## AIM
In the listing below, locate the lines that hold "color" and copy them.

Raw records:
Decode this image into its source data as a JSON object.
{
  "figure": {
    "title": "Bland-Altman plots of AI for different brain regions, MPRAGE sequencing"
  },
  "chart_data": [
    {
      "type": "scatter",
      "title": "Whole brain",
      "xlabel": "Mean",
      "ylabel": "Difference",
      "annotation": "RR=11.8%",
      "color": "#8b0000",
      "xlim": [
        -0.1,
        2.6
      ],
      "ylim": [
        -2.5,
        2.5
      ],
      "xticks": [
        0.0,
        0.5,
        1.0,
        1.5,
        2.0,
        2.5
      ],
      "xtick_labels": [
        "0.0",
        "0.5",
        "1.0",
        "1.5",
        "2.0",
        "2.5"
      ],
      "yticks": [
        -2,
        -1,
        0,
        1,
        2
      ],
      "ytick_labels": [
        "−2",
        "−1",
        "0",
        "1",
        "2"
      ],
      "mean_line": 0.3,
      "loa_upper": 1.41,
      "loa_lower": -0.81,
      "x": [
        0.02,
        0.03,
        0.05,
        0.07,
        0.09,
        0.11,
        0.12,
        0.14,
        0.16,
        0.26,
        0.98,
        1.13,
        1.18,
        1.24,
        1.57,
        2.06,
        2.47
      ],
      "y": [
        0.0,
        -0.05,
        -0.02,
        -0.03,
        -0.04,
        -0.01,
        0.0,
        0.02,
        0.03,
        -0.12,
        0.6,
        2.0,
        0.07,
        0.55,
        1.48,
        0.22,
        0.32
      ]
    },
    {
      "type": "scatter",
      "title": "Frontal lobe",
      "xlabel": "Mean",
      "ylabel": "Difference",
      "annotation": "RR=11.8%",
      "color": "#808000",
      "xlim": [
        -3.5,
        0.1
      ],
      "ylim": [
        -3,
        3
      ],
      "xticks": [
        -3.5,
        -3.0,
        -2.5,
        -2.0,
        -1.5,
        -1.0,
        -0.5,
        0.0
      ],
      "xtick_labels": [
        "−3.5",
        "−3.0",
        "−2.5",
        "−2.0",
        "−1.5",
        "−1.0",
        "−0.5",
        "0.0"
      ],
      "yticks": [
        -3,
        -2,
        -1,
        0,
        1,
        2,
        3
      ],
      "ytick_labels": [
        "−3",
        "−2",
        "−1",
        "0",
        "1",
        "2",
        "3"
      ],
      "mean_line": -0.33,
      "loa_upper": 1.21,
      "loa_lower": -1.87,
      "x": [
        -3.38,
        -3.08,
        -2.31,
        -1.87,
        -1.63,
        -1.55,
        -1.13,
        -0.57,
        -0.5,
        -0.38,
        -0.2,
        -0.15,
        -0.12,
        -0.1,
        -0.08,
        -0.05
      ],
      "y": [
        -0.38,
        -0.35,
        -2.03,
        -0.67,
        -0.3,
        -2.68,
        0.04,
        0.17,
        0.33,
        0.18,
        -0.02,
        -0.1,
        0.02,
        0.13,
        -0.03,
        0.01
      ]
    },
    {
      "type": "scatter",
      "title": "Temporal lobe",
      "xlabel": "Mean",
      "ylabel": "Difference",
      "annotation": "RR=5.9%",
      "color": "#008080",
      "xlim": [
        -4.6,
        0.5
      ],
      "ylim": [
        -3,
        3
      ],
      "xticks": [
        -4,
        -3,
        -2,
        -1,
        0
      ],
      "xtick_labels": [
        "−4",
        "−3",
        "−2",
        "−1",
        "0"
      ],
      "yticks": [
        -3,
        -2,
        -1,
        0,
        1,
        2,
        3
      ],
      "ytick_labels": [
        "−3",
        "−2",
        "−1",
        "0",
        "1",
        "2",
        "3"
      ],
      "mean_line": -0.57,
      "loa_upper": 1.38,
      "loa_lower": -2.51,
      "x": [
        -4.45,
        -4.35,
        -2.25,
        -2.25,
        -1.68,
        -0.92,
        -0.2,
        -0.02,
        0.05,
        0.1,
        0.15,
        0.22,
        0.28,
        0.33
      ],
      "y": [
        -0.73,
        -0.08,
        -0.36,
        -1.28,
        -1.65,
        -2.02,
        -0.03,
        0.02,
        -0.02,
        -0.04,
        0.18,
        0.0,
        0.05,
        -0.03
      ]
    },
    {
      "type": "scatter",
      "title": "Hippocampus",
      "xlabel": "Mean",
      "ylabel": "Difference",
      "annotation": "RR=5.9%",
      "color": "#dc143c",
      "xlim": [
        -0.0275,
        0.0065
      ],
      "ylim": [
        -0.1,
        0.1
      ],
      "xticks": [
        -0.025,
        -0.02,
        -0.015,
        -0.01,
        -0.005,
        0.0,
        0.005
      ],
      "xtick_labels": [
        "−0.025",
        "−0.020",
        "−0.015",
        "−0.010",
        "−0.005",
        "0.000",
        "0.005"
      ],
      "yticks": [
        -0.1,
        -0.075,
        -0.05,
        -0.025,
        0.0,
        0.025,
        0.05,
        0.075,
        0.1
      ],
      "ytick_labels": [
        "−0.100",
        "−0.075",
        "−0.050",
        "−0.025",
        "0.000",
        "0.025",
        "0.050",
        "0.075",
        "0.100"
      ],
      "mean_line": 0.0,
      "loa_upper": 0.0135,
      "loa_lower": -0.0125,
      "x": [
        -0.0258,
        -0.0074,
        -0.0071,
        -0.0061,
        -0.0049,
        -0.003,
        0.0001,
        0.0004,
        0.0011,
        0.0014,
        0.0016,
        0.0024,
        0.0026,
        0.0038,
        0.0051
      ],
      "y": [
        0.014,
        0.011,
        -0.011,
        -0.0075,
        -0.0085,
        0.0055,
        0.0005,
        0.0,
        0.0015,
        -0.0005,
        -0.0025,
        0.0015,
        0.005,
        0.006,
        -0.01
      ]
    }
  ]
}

## THE OUTPUT
      "color": "#8b0000",
      "color": "#808000",
      "color": "#008080",
      "color": "#dc143c",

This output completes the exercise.